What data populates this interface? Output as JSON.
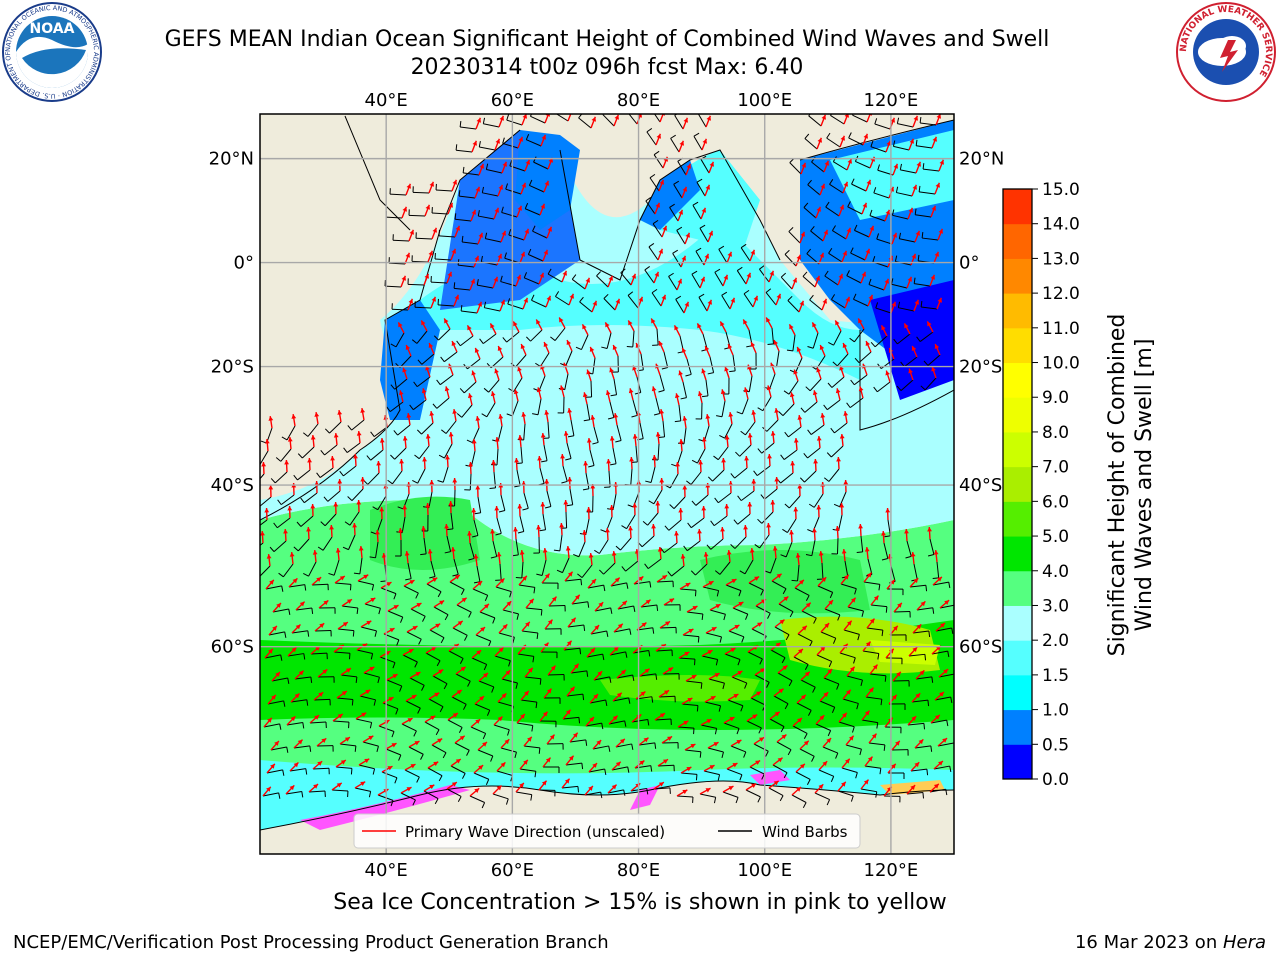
{
  "header": {
    "title_line1": "GEFS MEAN Indian Ocean Significant Height of Combined Wind Waves and Swell",
    "title_line2": "20230314 t00z 096h fcst   Max: 6.40"
  },
  "logos": {
    "noaa_text": "NOAA",
    "noaa_ring": "NATIONAL OCEANIC AND ATMOSPHERIC ADMINISTRATION · U.S. DEPARTMENT OF COMMERCE",
    "nws_ring": "NATIONAL WEATHER SERVICE"
  },
  "map": {
    "lon_labels": [
      "40°E",
      "60°E",
      "80°E",
      "100°E",
      "120°E"
    ],
    "lat_labels_left": [
      "20°N",
      "0°",
      "20°S",
      "40°S",
      "60°S"
    ],
    "lat_labels_right": [
      "20°N",
      "0°",
      "20°S",
      "40°S",
      "60°S"
    ],
    "lon_values": [
      40,
      60,
      80,
      100,
      120
    ],
    "lat_values": [
      20,
      0,
      -20,
      -40,
      -60
    ],
    "extent": {
      "lon_min": 20,
      "lon_max": 130,
      "lat_min": -75,
      "lat_max": 28
    },
    "projection": "Mercator",
    "land_color": "#efecdc",
    "gridlines": true
  },
  "legend": {
    "entries": [
      {
        "label": "Primary Wave Direction (unscaled)",
        "color": "#ff0000"
      },
      {
        "label": "Wind Barbs",
        "color": "#000000"
      }
    ],
    "placement": "bottom-center"
  },
  "colorbar": {
    "label_line1": "Significant Height of Combined",
    "label_line2": "Wind Waves and Swell [m]",
    "ticks": [
      "0.0",
      "0.5",
      "1.0",
      "1.5",
      "2.0",
      "3.0",
      "4.0",
      "5.0",
      "6.0",
      "7.0",
      "8.0",
      "9.0",
      "10.0",
      "11.0",
      "12.0",
      "13.0",
      "14.0",
      "15.0"
    ],
    "colors": [
      "#0000ff",
      "#0080ff",
      "#00ffff",
      "#55ffff",
      "#aaffff",
      "#55ff80",
      "#00e600",
      "#55ee00",
      "#aaee00",
      "#ccff00",
      "#eeff00",
      "#ffff00",
      "#ffdd00",
      "#ffbb00",
      "#ff8800",
      "#ff6600",
      "#ff3300",
      "#ff0000"
    ]
  },
  "notes": {
    "ice": "Sea Ice Concentration > 15% is shown in pink to yellow"
  },
  "footer": {
    "left": "NCEP/EMC/Verification Post Processing Product Generation Branch",
    "right_prefix": "16 Mar 2023 on ",
    "right_host": "Hera"
  }
}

*-*-*

**Written problem:**
Retype the data above exactly; pictures are not part of the copy.

**Reply:**
What data populates this interface? Output as JSON.
{
  "header": {
    "title_line1": "GEFS MEAN Indian Ocean Significant Height of Combined Wind Waves and Swell",
    "title_line2": "20230314 t00z 096h fcst   Max: 6.40"
  },
  "logos": {
    "noaa_text": "NOAA",
    "noaa_ring": "NATIONAL OCEANIC AND ATMOSPHERIC ADMINISTRATION · U.S. DEPARTMENT OF COMMERCE",
    "nws_ring": "NATIONAL WEATHER SERVICE"
  },
  "map": {
    "lon_labels": [
      "40°E",
      "60°E",
      "80°E",
      "100°E",
      "120°E"
    ],
    "lat_labels_left": [
      "20°N",
      "0°",
      "20°S",
      "40°S",
      "60°S"
    ],
    "lat_labels_right": [
      "20°N",
      "0°",
      "20°S",
      "40°S",
      "60°S"
    ],
    "lon_values": [
      40,
      60,
      80,
      100,
      120
    ],
    "lat_values": [
      20,
      0,
      -20,
      -40,
      -60
    ],
    "extent": {
      "lon_min": 20,
      "lon_max": 130,
      "lat_min": -75,
      "lat_max": 28
    },
    "projection": "Mercator",
    "land_color": "#efecdc",
    "gridlines": true
  },
  "legend": {
    "entries": [
      {
        "label": "Primary Wave Direction (unscaled)",
        "color": "#ff0000"
      },
      {
        "label": "Wind Barbs",
        "color": "#000000"
      }
    ],
    "placement": "bottom-center"
  },
  "colorbar": {
    "label_line1": "Significant Height of Combined",
    "label_line2": "Wind Waves and Swell [m]",
    "ticks": [
      "0.0",
      "0.5",
      "1.0",
      "1.5",
      "2.0",
      "3.0",
      "4.0",
      "5.0",
      "6.0",
      "7.0",
      "8.0",
      "9.0",
      "10.0",
      "11.0",
      "12.0",
      "13.0",
      "14.0",
      "15.0"
    ],
    "colors": [
      "#0000ff",
      "#0080ff",
      "#00ffff",
      "#55ffff",
      "#aaffff",
      "#55ff80",
      "#00e600",
      "#55ee00",
      "#aaee00",
      "#ccff00",
      "#eeff00",
      "#ffff00",
      "#ffdd00",
      "#ffbb00",
      "#ff8800",
      "#ff6600",
      "#ff3300",
      "#ff0000"
    ]
  },
  "notes": {
    "ice": "Sea Ice Concentration > 15% is shown in pink to yellow"
  },
  "footer": {
    "left": "NCEP/EMC/Verification Post Processing Product Generation Branch",
    "right_prefix": "16 Mar 2023 on ",
    "right_host": "Hera"
  }
}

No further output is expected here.